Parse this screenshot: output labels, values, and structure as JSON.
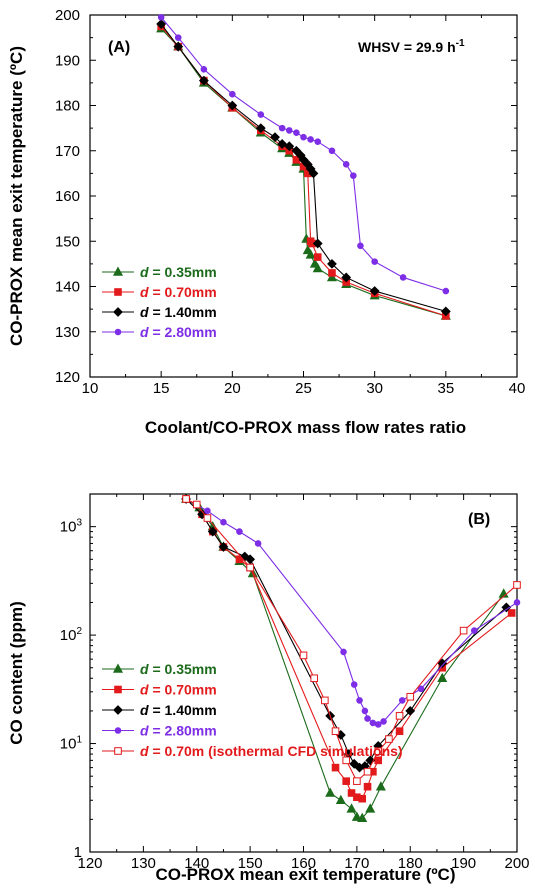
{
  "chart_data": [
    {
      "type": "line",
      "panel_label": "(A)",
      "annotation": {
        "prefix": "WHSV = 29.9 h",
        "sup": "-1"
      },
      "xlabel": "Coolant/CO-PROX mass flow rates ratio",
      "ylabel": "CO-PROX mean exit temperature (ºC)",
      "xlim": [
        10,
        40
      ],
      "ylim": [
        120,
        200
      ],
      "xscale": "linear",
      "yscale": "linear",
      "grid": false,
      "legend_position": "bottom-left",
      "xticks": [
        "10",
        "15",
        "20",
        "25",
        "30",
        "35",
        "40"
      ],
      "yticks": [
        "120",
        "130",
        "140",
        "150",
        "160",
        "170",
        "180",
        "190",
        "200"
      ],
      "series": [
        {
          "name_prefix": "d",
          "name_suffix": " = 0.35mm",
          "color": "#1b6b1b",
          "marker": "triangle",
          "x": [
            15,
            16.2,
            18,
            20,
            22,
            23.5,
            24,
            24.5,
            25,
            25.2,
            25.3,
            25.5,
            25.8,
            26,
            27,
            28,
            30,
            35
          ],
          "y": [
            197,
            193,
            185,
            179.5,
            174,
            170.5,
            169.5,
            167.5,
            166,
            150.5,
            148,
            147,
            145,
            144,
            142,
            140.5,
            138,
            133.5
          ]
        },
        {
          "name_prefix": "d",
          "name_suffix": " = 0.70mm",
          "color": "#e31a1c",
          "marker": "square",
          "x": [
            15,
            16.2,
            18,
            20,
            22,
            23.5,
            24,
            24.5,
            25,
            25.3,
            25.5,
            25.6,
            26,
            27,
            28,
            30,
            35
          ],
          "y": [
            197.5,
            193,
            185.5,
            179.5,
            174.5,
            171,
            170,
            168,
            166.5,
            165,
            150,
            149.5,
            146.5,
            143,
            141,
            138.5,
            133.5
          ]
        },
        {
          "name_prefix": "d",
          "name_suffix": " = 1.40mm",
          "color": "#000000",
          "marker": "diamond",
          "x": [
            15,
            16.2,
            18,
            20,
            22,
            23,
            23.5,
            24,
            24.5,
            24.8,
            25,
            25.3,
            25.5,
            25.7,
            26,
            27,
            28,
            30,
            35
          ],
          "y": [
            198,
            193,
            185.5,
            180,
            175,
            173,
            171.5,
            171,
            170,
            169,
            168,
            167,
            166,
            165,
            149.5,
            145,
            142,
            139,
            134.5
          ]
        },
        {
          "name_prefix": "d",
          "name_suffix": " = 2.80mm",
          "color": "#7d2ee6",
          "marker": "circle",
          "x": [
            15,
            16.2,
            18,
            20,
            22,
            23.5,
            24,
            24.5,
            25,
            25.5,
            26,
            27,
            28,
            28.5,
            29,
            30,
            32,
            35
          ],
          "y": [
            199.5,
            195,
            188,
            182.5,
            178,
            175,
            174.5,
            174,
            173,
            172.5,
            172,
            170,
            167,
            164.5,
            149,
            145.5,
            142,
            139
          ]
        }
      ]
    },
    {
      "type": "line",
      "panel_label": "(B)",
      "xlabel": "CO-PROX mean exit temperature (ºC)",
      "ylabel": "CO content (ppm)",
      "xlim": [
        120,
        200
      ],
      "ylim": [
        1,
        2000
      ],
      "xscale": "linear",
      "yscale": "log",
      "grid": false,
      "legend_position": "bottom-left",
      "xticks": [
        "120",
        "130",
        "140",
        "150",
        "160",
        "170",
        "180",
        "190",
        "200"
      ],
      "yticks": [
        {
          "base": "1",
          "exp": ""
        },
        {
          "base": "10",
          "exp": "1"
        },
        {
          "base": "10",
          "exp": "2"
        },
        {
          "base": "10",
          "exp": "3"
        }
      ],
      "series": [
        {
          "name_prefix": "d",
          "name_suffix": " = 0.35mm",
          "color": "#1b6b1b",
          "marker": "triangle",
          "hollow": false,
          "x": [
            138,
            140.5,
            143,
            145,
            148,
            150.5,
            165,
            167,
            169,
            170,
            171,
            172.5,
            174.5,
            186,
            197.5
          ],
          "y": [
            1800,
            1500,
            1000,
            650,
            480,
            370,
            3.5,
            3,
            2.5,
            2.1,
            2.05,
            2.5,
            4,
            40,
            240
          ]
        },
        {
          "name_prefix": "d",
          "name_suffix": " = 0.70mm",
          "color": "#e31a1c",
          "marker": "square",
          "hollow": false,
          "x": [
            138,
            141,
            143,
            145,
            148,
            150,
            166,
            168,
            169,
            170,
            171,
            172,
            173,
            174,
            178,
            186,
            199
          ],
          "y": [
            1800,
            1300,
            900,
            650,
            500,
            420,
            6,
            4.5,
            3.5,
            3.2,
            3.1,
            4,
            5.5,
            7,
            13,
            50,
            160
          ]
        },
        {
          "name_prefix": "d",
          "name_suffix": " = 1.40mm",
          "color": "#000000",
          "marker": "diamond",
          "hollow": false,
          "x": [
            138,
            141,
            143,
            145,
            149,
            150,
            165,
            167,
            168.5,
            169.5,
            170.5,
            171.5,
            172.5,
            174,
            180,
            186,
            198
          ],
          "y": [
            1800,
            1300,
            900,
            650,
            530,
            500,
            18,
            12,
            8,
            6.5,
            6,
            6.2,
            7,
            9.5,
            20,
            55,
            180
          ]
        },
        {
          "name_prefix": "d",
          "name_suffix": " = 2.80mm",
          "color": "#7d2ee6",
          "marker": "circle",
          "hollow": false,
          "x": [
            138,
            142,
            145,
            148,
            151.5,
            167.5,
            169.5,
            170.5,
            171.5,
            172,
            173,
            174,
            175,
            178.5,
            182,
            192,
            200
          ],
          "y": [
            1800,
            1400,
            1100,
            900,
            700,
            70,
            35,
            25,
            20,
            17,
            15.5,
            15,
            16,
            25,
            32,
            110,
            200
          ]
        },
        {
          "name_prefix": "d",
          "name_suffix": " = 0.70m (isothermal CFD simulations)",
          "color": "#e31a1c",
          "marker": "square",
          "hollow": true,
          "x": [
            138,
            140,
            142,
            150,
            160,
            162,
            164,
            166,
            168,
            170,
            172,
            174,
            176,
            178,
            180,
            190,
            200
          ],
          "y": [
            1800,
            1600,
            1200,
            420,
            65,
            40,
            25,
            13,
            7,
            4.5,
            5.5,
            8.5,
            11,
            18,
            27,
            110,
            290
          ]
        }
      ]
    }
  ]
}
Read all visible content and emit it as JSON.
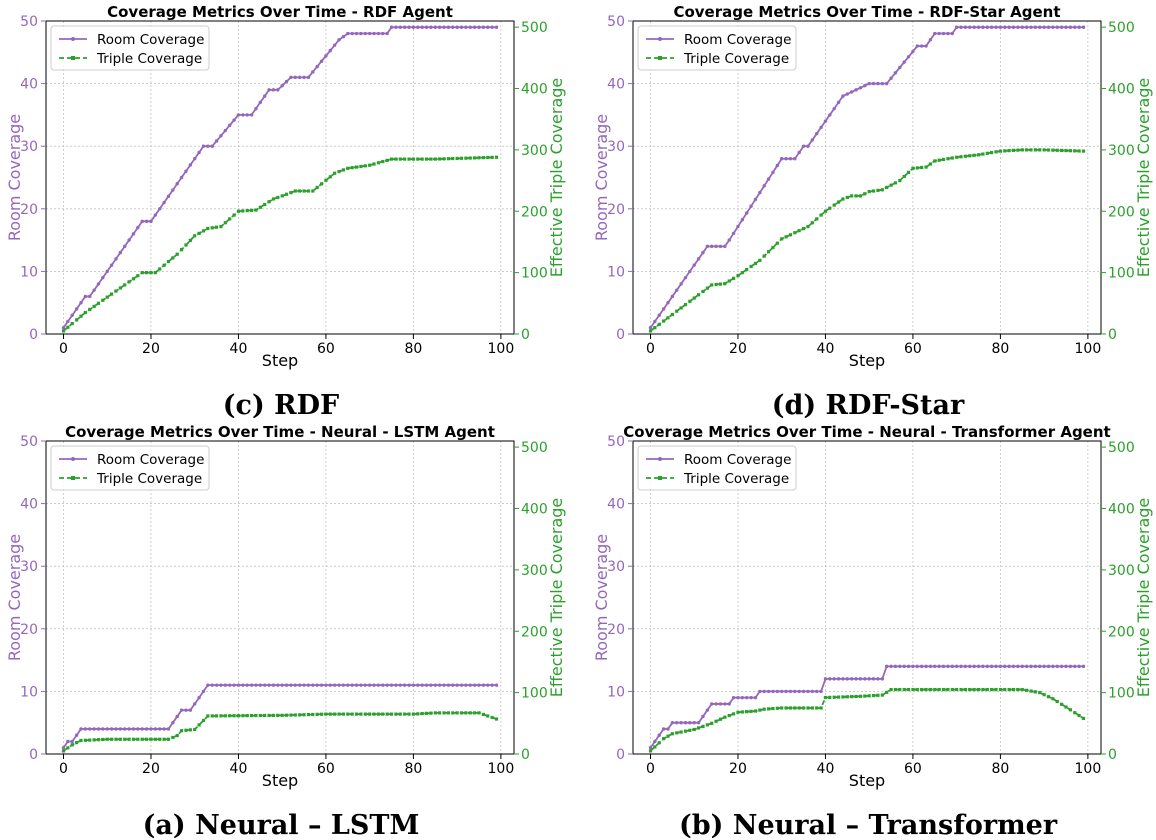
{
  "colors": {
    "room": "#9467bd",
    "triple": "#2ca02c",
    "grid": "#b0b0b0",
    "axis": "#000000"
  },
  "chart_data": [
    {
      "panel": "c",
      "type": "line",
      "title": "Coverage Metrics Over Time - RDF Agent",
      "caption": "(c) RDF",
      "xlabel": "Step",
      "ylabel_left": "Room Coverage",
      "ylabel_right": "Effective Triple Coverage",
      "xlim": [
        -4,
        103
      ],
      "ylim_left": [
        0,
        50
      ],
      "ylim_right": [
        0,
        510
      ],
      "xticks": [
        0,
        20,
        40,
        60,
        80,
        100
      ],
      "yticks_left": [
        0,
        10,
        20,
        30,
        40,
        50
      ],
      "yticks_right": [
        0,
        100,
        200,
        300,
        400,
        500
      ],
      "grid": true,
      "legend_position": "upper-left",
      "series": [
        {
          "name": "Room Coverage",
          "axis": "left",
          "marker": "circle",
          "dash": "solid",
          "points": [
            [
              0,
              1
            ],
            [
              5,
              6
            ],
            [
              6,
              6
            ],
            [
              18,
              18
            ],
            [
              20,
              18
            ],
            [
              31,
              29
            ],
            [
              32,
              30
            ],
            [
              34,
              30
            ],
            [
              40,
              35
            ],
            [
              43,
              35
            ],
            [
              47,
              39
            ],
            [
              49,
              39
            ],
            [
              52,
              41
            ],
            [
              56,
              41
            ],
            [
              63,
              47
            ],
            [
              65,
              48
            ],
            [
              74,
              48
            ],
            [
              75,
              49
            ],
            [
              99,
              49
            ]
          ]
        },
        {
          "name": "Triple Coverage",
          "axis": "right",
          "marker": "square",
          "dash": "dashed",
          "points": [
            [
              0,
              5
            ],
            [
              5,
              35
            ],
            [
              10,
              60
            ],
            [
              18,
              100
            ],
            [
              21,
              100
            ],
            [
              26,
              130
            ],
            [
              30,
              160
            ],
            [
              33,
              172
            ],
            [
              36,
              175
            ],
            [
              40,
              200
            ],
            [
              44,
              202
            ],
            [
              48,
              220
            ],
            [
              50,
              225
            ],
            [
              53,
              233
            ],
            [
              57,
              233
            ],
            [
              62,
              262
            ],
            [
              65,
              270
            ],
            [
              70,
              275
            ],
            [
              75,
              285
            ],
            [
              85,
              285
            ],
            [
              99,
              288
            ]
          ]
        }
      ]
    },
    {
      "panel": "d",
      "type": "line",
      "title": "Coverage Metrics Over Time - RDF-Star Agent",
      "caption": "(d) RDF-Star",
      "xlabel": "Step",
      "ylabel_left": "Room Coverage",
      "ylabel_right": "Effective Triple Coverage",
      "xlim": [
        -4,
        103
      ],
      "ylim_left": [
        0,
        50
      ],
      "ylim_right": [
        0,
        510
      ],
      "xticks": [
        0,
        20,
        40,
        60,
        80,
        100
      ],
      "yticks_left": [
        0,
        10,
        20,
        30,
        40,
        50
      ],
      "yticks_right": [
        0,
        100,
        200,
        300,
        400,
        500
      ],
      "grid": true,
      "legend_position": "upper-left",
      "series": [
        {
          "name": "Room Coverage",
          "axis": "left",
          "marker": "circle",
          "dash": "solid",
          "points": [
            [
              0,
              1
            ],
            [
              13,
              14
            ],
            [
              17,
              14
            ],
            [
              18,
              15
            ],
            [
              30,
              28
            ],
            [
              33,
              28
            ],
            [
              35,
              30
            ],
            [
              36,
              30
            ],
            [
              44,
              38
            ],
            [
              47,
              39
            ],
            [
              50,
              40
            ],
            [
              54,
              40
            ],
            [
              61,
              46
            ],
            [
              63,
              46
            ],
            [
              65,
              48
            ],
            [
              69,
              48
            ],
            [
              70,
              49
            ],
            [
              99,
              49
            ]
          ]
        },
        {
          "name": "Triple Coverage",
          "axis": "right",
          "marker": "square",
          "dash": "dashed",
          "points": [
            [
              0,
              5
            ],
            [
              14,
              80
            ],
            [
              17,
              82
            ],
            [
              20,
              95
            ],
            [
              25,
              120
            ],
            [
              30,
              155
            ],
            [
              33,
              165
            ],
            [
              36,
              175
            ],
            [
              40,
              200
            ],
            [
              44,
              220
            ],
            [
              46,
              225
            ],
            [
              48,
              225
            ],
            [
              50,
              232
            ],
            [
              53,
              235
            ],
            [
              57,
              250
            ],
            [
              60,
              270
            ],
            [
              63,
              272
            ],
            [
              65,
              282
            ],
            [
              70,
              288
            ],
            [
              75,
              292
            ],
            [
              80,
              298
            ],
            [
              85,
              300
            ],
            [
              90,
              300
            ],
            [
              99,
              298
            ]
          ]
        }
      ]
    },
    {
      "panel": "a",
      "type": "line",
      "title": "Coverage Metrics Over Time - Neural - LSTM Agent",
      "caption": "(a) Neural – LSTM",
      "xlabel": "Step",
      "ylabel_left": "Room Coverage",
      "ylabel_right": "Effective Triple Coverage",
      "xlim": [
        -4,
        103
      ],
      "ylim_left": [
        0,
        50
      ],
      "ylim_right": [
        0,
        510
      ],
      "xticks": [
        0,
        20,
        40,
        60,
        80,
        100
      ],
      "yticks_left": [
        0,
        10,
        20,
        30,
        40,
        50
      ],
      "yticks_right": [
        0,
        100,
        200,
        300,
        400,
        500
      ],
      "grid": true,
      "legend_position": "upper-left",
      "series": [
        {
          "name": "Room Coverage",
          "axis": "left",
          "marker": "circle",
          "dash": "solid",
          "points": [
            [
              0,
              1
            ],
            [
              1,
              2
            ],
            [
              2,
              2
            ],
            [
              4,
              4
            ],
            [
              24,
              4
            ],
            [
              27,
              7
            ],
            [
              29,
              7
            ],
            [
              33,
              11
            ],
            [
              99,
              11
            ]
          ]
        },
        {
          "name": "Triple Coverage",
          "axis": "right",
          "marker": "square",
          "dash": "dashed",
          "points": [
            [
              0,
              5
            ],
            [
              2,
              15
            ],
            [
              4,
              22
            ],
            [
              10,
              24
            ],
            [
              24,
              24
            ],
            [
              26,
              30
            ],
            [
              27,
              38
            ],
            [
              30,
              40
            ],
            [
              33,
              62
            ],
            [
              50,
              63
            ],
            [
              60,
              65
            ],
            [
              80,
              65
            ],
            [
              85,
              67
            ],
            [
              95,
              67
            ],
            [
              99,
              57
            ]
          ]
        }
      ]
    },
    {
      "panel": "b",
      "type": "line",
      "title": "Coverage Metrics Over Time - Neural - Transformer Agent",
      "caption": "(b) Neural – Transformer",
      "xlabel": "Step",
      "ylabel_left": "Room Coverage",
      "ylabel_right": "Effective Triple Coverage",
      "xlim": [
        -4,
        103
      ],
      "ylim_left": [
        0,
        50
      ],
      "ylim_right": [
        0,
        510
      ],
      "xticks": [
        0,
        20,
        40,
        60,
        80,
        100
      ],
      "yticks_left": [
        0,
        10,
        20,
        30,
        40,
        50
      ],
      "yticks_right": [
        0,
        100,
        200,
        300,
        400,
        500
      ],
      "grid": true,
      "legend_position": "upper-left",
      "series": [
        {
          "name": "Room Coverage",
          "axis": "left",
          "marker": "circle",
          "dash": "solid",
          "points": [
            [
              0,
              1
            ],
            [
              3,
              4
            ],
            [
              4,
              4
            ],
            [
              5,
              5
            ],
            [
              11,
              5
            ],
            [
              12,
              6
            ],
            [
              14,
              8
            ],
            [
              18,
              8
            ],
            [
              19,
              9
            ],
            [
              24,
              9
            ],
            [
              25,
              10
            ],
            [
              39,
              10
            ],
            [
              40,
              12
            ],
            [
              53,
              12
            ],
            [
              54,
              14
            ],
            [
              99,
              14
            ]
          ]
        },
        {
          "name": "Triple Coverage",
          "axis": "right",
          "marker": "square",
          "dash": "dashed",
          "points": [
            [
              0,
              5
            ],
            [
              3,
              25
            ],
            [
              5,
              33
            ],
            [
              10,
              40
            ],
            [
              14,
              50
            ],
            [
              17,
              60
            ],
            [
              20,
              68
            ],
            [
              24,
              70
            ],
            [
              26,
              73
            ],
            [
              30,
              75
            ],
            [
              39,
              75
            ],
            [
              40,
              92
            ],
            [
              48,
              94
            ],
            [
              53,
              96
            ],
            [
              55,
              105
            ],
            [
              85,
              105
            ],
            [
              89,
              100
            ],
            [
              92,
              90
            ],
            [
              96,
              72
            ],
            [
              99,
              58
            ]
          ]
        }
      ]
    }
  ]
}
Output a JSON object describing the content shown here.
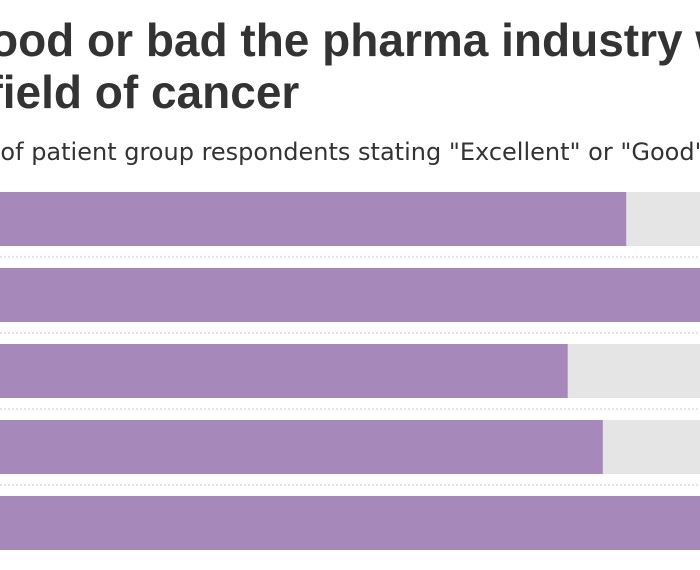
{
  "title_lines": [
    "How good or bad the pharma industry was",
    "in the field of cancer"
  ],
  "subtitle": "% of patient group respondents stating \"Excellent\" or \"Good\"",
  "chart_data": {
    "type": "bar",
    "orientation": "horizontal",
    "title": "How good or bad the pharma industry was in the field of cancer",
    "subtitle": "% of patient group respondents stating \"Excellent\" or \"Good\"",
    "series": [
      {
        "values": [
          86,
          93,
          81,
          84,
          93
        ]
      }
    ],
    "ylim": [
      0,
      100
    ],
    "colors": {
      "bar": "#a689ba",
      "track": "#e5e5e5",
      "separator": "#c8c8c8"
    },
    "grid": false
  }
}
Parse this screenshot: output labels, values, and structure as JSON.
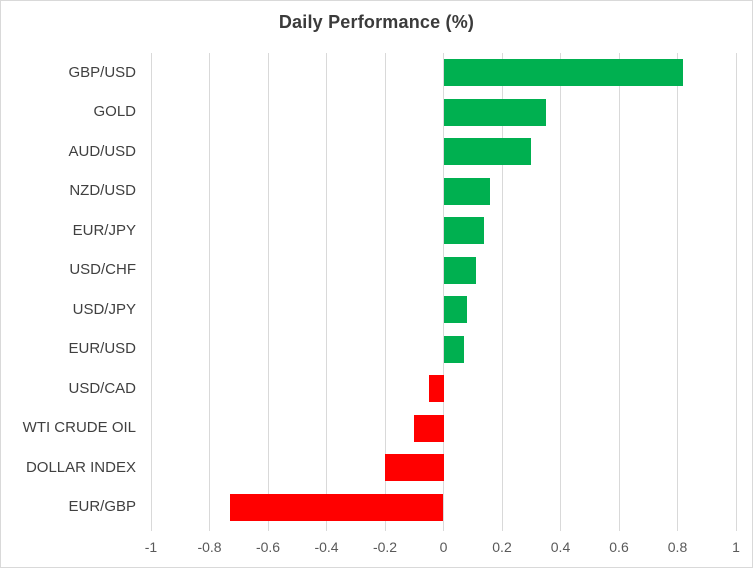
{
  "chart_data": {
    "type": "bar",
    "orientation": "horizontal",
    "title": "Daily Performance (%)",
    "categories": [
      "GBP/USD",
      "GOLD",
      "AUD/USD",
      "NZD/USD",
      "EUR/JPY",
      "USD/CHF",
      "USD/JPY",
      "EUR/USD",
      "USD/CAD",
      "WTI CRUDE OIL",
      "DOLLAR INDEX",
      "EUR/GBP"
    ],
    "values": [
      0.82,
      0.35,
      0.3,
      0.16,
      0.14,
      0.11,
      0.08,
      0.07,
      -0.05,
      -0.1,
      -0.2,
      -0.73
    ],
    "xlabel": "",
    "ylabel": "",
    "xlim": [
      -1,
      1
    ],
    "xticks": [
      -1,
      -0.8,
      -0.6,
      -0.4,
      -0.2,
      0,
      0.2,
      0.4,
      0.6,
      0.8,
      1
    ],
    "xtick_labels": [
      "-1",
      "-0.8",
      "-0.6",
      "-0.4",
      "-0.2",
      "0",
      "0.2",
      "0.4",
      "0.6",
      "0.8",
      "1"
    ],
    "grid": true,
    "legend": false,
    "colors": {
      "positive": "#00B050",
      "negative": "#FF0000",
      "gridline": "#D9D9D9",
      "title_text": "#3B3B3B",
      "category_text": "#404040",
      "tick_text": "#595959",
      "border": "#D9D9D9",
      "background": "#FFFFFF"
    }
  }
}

● **Challenge**:
Pull out all lines of the data with the string "LSTM".

● **Response**:
      "title": "Coverage Metrics Over Time - Neural - LSTM Agent",
      "caption": "(a) Neural – LSTM",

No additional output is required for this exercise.